Record excerpts:
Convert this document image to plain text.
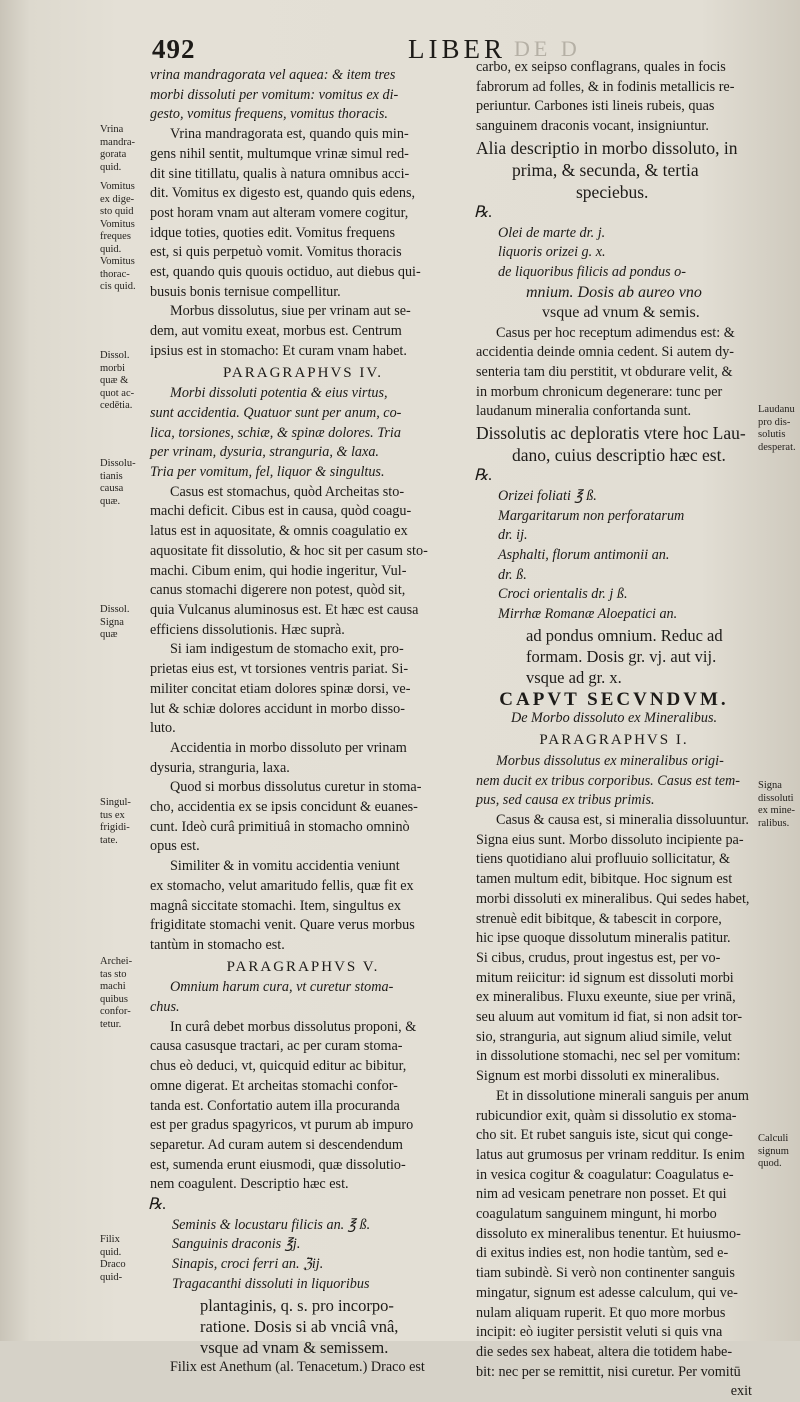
492	LIBER DE D
vrina mandragorata vel aquea: & item tres
morbi dissoluti per vomitum: vomitus ex di-
gesto, vomitus frequens, vomitus thoracis.
Vrina mandragorata est, quando quis min-
gens nihil sentit, multumque vrinæ simul red-
dit sine titillatu, qualis à natura omnibus acci-
dit. Vomitus ex digesto est, quando quis edens,
post horam vnam aut alteram vomere cogitur,
idque toties, quoties edit. Vomitus frequens
est, si quis perpetuò vomit. Vomitus thoracis
est, quando quis quouis octiduo, aut diebus qui-
busuis bonis ternisue compellitur.
Morbus dissolutus, siue per vrinam aut se-
dem, aut vomitu exeat, morbus est. Centrum
ipsius est in stomacho: Et curam vnam habet.
PARAGRAPHVS IV.
Morbi dissoluti potentia & eius virtus,
sunt accidentia. Quatuor sunt per anum, co-
lica, torsiones, schiæ, & spinæ dolores. Tria
per vrinam, dysuria, stranguria, & laxa.
Tria per vomitum, fel, liquor & singultus.
Casus est stomachus, quòd Archeitas sto-
machi deficit. Cibus est in causa, quòd coagu-
latus est in aquositate, & omnis coagulatio ex
aquositate fit dissolutio, & hoc sit per casum sto-
machi. Cibum enim, qui hodie ingeritur, Vul-
canus stomachi digerere non potest, quòd sit,
quia Vulcanus aluminosus est. Et hæc est causa
efficiens dissolutionis. Hæc suprà.
Si iam indigestum de stomacho exit, pro-
prietas eius est, vt torsiones ventris pariat. Si-
militer concitat etiam dolores spinæ dorsi, ve-
lut & schiæ dolores accidunt in morbo disso-
luto.
Accidentia in morbo dissoluto per vrinam
dysuria, stranguria, laxa.
Quod si morbus dissolutus curetur in stoma-
cho, accidentia ex se ipsis concidunt & euanes-
cunt. Ideò curâ primitiuâ in stomacho omninò
opus est.
Similiter & in vomitu accidentia veniunt
ex stomacho, velut amaritudo fellis, quæ fit ex
magnâ siccitate stomachi. Item, singultus ex
frigiditate stomachi venit. Quare verus morbus
tantùm in stomacho est.
PARAGRAPHVS V.
Omnium harum cura, vt curetur stoma-
chus.
In curâ debet morbus dissolutus proponi, &
causa casusque tractari, ac per curam stoma-
chus eò deduci, vt, quicquid editur ac bibitur,
omne digerat. Et archeitas stomachi confor-
tanda est. Confortatio autem illa procuranda
est per gradus spagyricos, vt purum ab impuro
separetur. Ad curam autem si descendendum
est, sumenda erunt eiusmodi, quæ dissolutio-
nem coagulent. Descriptio hæc est.
℞.
Seminis & locustaru filicis an. ℥ ß.
Sanguinis draconis ℥j.
Sinapis, croci ferri an. ℨij.
Tragacanthi dissoluti in liquoribus
plantaginis, q. s. pro incorpo-
ratione. Dosis si ab vnciâ vnâ,
vsque ad vnam & semissem.
Filix est Anethum (al. Tenacetum.) Draco est
carbo, ex seipso conflagrans, quales in focis
fabrorum ad folles, & in fodinis metallicis re-
periuntur. Carbones isti lineis rubeis, quas
sanguinem draconis vocant, insigniuntur.
Alia descriptio in morbo dissoluto, in
prima, & secunda, & tertia
speciebus.
℞.
Olei de marte dr. j.
liquoris orizei g. x.
de liquoribus filicis ad pondus o-
mnium. Dosis ab aureo vno
vsque ad vnum & semis.
Casus per hoc receptum adimendus est: &
accidentia deinde omnia cedent. Si autem dy-
senteria tam diu perstitit, vt obdurare velit, &
in morbum chronicum degenerare: tunc per
laudanum mineralia confortanda sunt.
Dissolutis ac deploratis vtere hoc Lau-
dano, cuius descriptio hæc est.
℞.
Orizei foliati ℥ ß.
Margaritarum non perforatarum
dr. ij.
Asphalti, florum antimonii an.
dr. ß.
Croci orientalis dr. j ß.
Mirrhæ Romanæ Aloepatici an.
ad pondus omnium. Reduc ad
formam. Dosis gr. vj. aut vij.
vsque ad gr. x.
CAPVT SECVNDVM.
De Morbo dissoluto ex Mineralibus.
PARAGRAPHVS I.
Morbus dissolutus ex mineralibus origi-
nem ducit ex tribus corporibus. Casus est tem-
pus, sed causa ex tribus primis.
Casus & causa est, si mineralia dissoluuntur.
Signa eius sunt. Morbo dissoluto incipiente pa-
tiens quotidiano alui profluuio sollicitatur, &
tamen multum edit, bibitque. Hoc signum est
morbi dissoluti ex mineralibus. Qui sedes habet,
strenuè edit bibitque, & tabescit in corpore,
hic ipse quoque dissolutum mineralis patitur.
Si cibus, crudus, prout ingestus est, per vo-
mitum reiicitur: id signum est dissoluti morbi
ex mineralibus. Fluxu exeunte, siue per vrinā,
seu aluum aut vomitum id fiat, si non adsit tor-
sio, stranguria, aut signum aliud simile, velut
in dissolutione stomachi, nec sel per vomitum:
Signum est morbi dissoluti ex mineralibus.
Et in dissolutione minerali sanguis per anum
rubicundior exit, quàm si dissolutio ex stoma-
cho sit. Et rubet sanguis iste, sicut qui conge-
latus aut grumosus per vrinam redditur. Is enim
in vesica cogitur & coagulatur: Coagulatus e-
nim ad vesicam penetrare non posset. Et qui
coagulatum sanguinem mingunt, hi morbo
dissoluto ex mineralibus tenentur. Et huiusmo-
di exitus indies est, non hodie tantùm, sed e-
tiam subindè. Si verò non continenter sanguis
mingatur, signum est adesse calculum, qui ve-
nulam aliquam ruperit. Et quo more morbus
incipit: eò iugiter persistit veluti si quis vna
die sedes sex habeat, altera die totidem habe-
bit: nec per se remittit, nisi curetur. Per vomitū
exit
Vrina
mandra-
gorata
quid.
Vomitus
ex dige-
sto quid
Vomitus
freques
quid.
Vomitus
thorac-
cis quid.
Dissol.
morbi
quæ &
quot ac-
cedētia.
Dissolu-
tianis
causa
quæ.
Dissol.
Signa
quæ
Singul-
tus ex
frigidi-
tate.
Archei-
tas sto
machi
quibus
confor-
tetur.
Filix
quid.
Draco
quid-
Laudanu
pro dis-
solutis
desperat.
Signa
dissoluti
ex mine-
ralibus.
Calculi
signum
quod.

Your goal: Extract all lines of the records above that include "sedes".

Completed exercise:
morbi dissoluti ex mineralibus. Qui sedes habet,
die sedes sex habeat, altera die totidem habe-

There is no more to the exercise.